┏━━
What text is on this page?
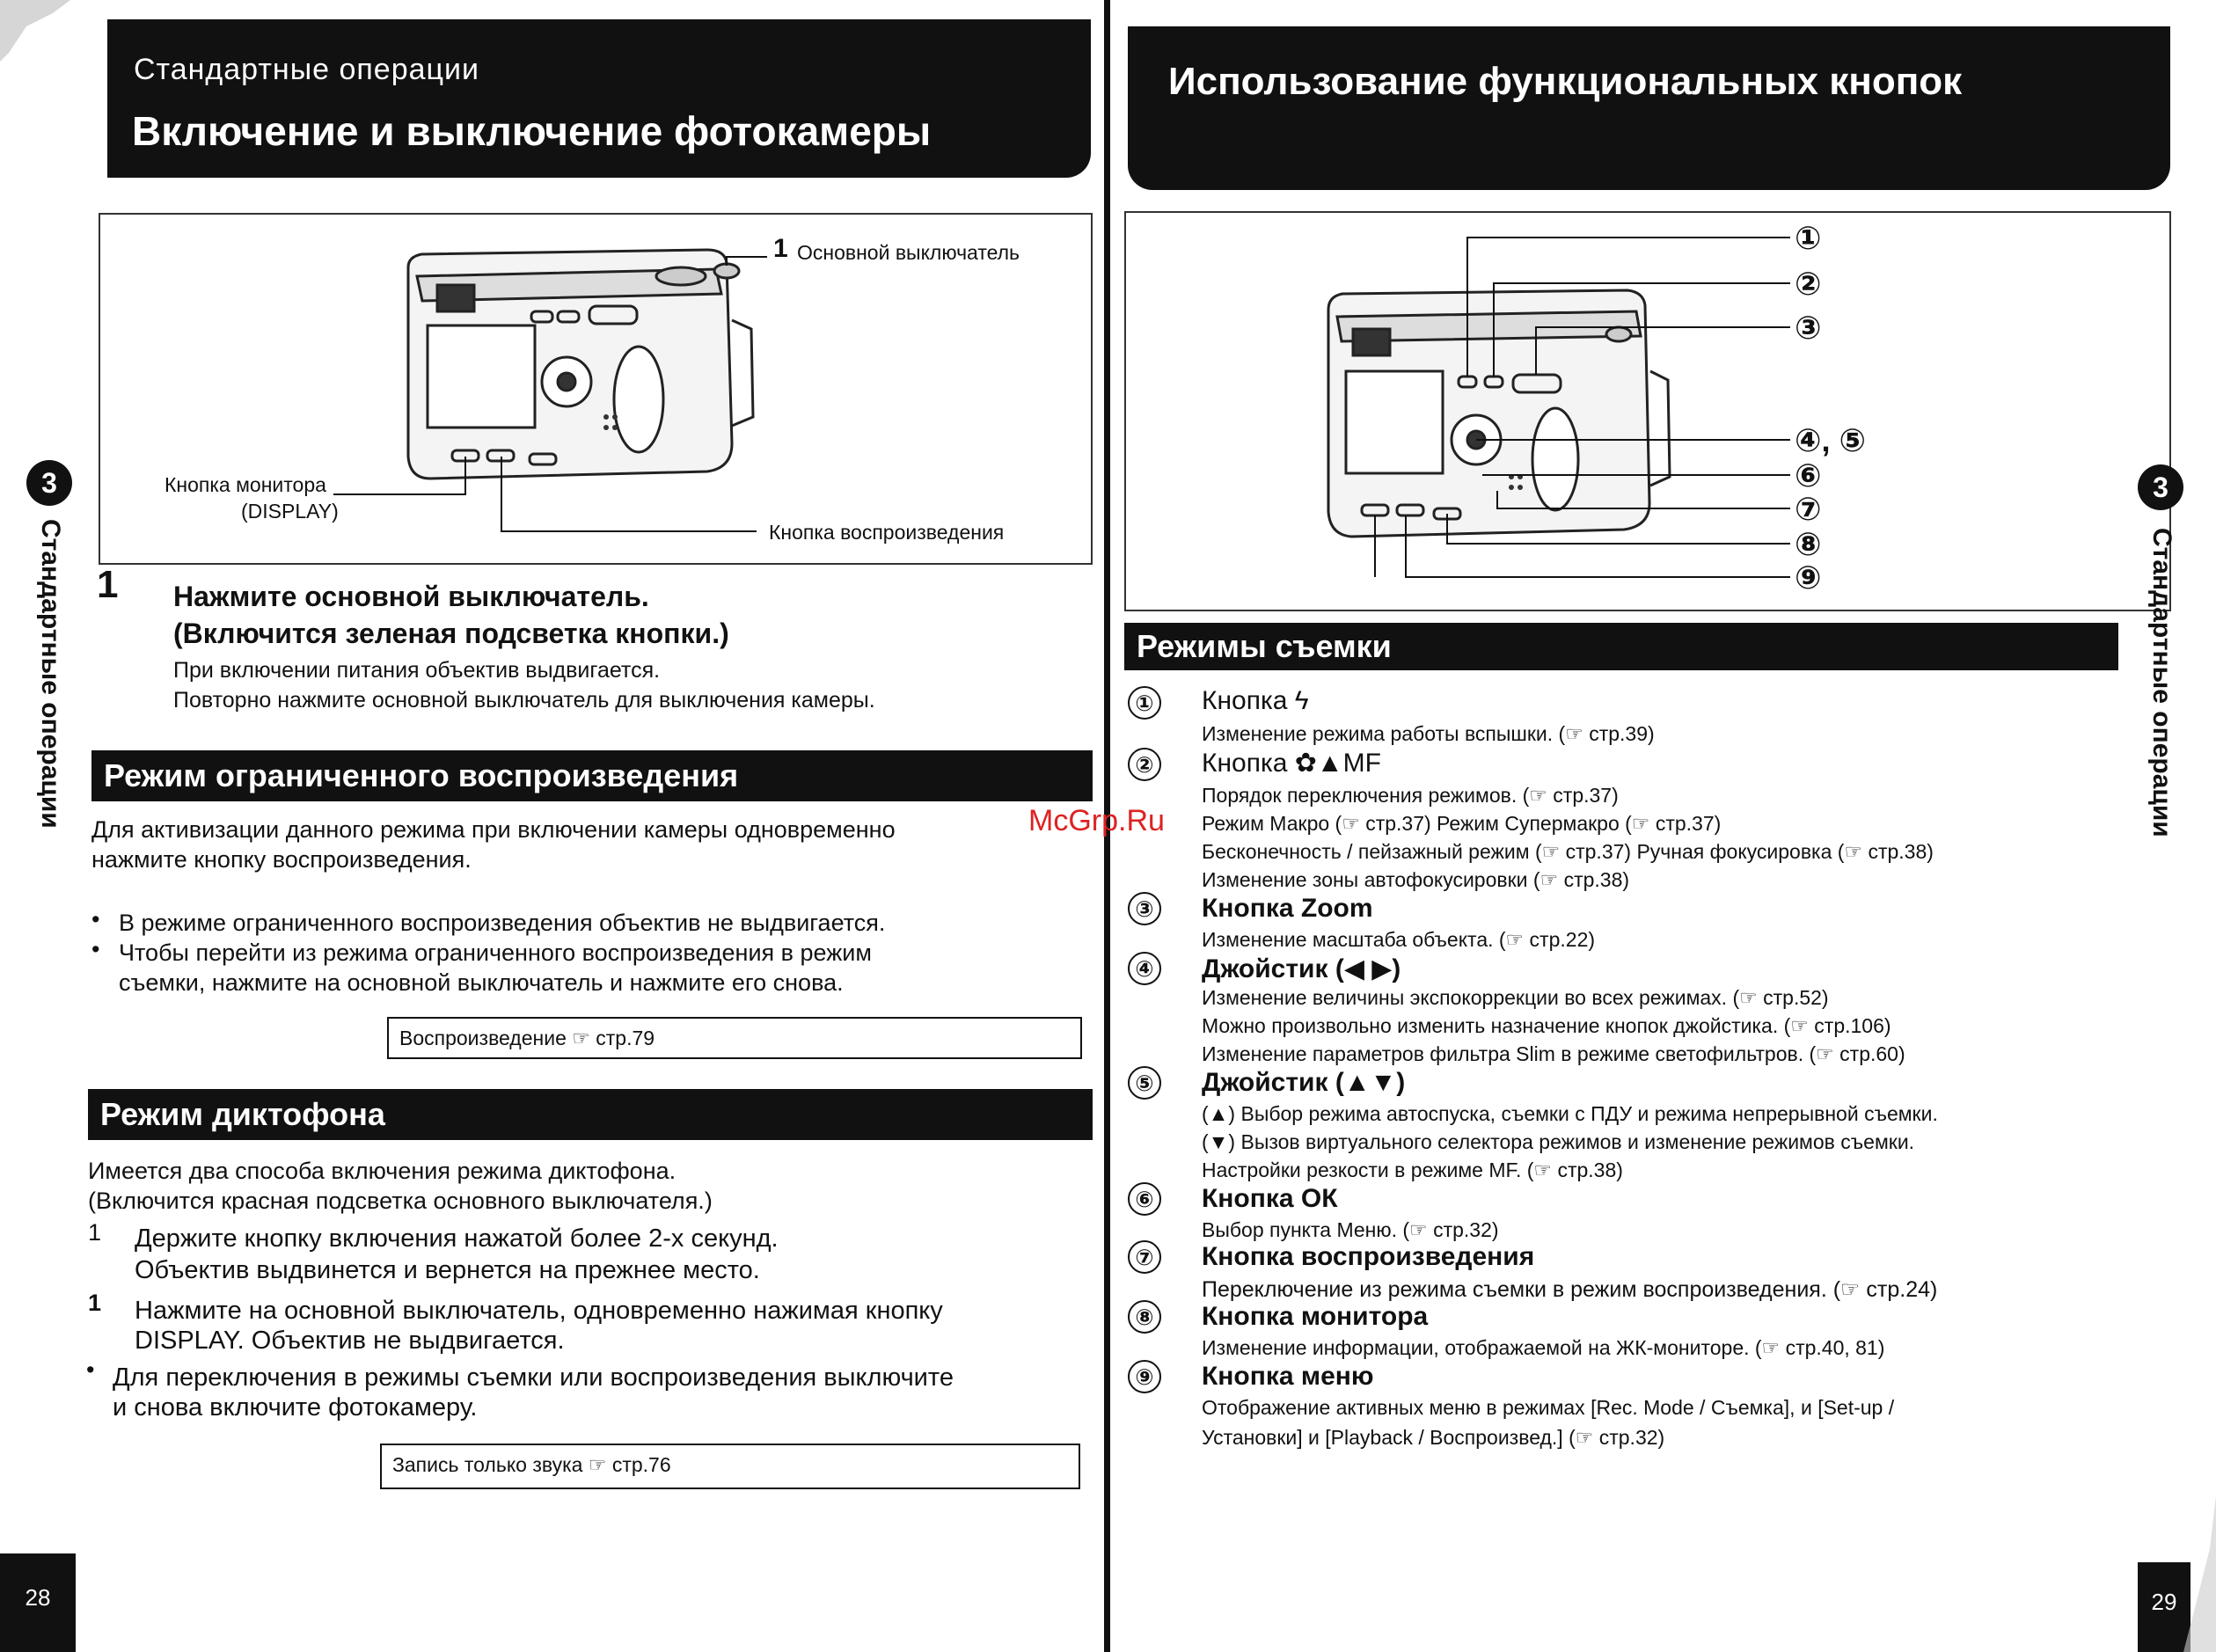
Стандартные операции
Включение и выключение фотокамеры
3
Стандартные операции
1 Основной выключатель
Кнопка монитора
(DISPLAY)
Кнопка воспроизведения
1 Нажмите основной выключатель.
(Включится зеленая подсветка кнопки.)
При включении питания объектив выдвигается.
Повторно нажмите основной выключатель для выключения камеры.
Режим ограниченного воспроизведения
Для активизации данного режима при включении камеры одновременно
нажмите кнопку воспроизведения.
• В режиме ограниченного воспроизведения объектив не выдвигается.
• Чтобы перейти из режима ограниченного воспроизведения в режим
съемки, нажмите на основной выключатель и нажмите его снова.
Воспроизведение ☞ стр.79
Режим диктофона
Имеется два способа включения режима диктофона.
(Включится красная подсветка основного выключателя.)
1 Держите кнопку включения нажатой более 2-х секунд.
Объектив выдвинется и вернется на прежнее место.
1 Нажмите на основной выключатель, одновременно нажимая кнопку
DISPLAY. Объектив не выдвигается.
• Для переключения в режимы съемки или воспроизведения выключите
и снова включите фотокамеру.
Запись только звука ☞ стр.76
28
Использование функциональных кнопок
①
②
③
④, ⑤
⑥
⑦
⑧
⑨
Режимы съемки
McGrp.Ru
① Кнопка ϟ
Изменение режима работы вспышки. (☞ стр.39)
② Кнопка ✿▲MF
Порядок переключения режимов. (☞ стр.37)
Режим Макро (☞ стр.37) Режим Супермакро (☞ стр.37)
Бесконечность / пейзажный режим (☞ стр.37) Ручная фокусировка (☞ стр.38)
Изменение зоны автофокусировки (☞ стр.38)
③ Кнопка Zoom
Изменение масштаба объекта. (☞ стр.22)
④ Джойстик (◀ ▶)
Изменение величины экспокоррекции во всех режимах. (☞ стр.52)
Можно произвольно изменить назначение кнопок джойстика. (☞ стр.106)
Изменение параметров фильтра Slim в режиме светофильтров. (☞ стр.60)
⑤ Джойстик (▲▼)
(▲) Выбор режима автоспуска, съемки с ПДУ и режима непрерывной съемки.
(▼) Вызов виртуального селектора режимов и изменение режимов съемки.
Настройки резкости в режиме MF. (☞ стр.38)
⑥ Кнопка ОК
Выбор пункта Меню. (☞ стр.32)
⑦ Кнопка воспроизведения
Переключение из режима съемки в режим воспроизведения. (☞ стр.24)
⑧ Кнопка монитора
Изменение информации, отображаемой на ЖК-мониторе. (☞ стр.40, 81)
⑨ Кнопка меню
Отображение активных меню в режимах [Rec. Mode / Съемка], и [Set-up /
Установки] и [Playback / Воспроизвед.] (☞ стр.32)
3
Стандартные операции
29
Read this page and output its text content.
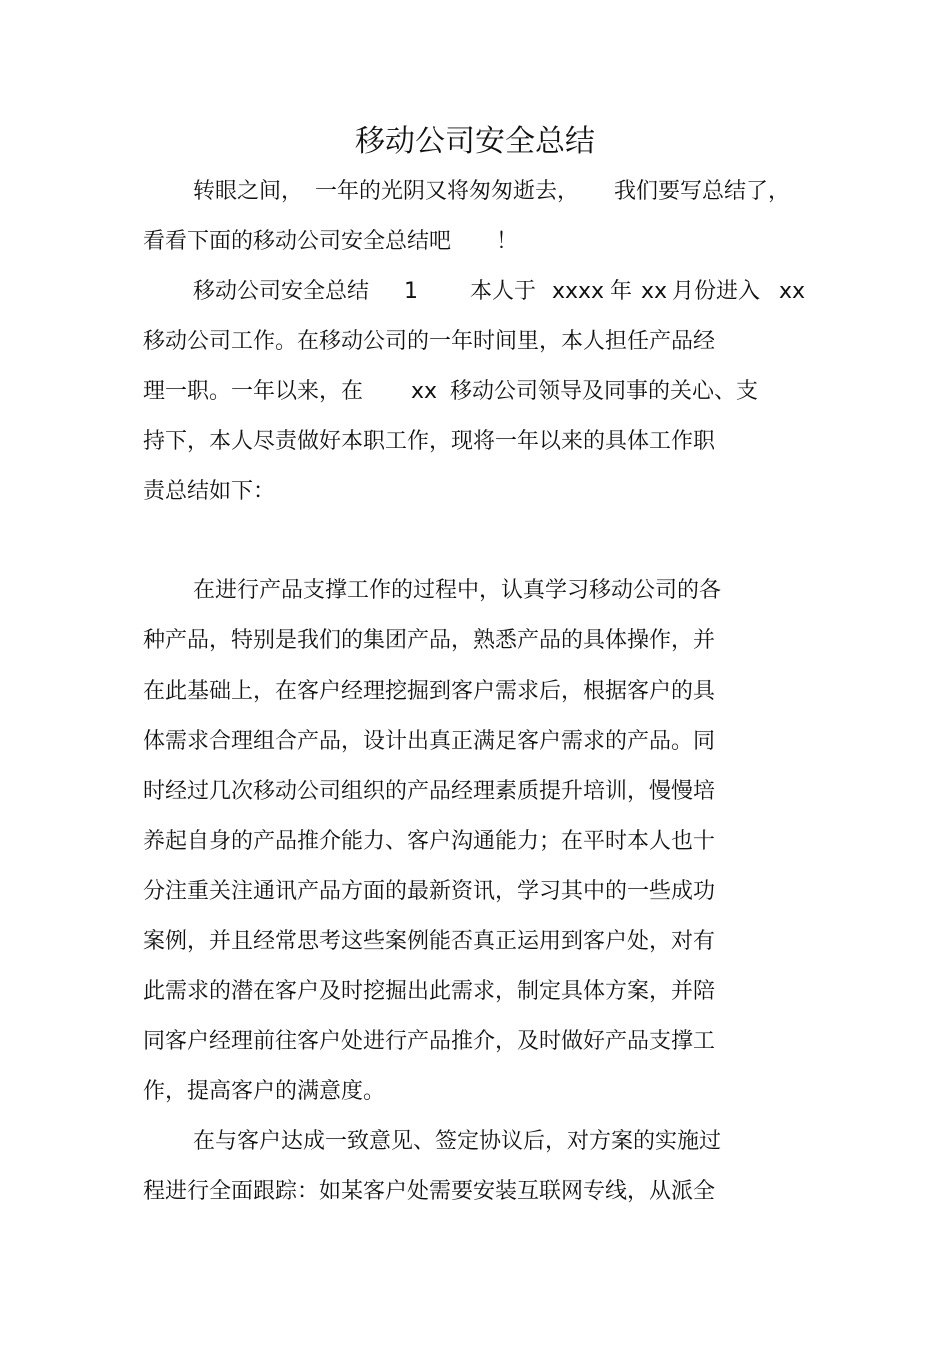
移动公司安全总结
转眼之间， 一年的光阴又将匆匆逝去， 我们要写总结了，
看看下面的移动公司安全总结吧 ！
移动公司安全总结 1 本人于 xxxx 年 xx 月份进入 xx
移动公司工作。在移动公司的一年时间里，本人担任产品经
理一职。一年以来，在 xx 移动公司领导及同事的关心、支
持下，本人尽责做好本职工作，现将一年以来的具体工作职
责总结如下：
在进行产品支撑工作的过程中，认真学习移动公司的各
种产品，特别是我们的集团产品，熟悉产品的具体操作，并
在此基础上，在客户经理挖掘到客户需求后，根据客户的具
体需求合理组合产品，设计出真正满足客户需求的产品。同
时经过几次移动公司组织的产品经理素质提升培训，慢慢培
养起自身的产品推介能力、客户沟通能力；在平时本人也十
分注重关注通讯产品方面的最新资讯，学习其中的一些成功
案例，并且经常思考这些案例能否真正运用到客户处，对有
此需求的潜在客户及时挖掘出此需求，制定具体方案，并陪
同客户经理前往客户处进行产品推介，及时做好产品支撑工
作，提高客户的满意度。
在与客户达成一致意见、签定协议后，对方案的实施过
程进行全面跟踪：如某客户处需要安装互联网专线，从派全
┗━━
__Task requirements__
Look above for lines with the word "режимах" and copy them all.

__Answer__
Изменение величины экспокоррекции во всех режимах. (☞ стр.52)
Отображение активных меню в режимах [Rec. Mode / Съемка], и [Set-up /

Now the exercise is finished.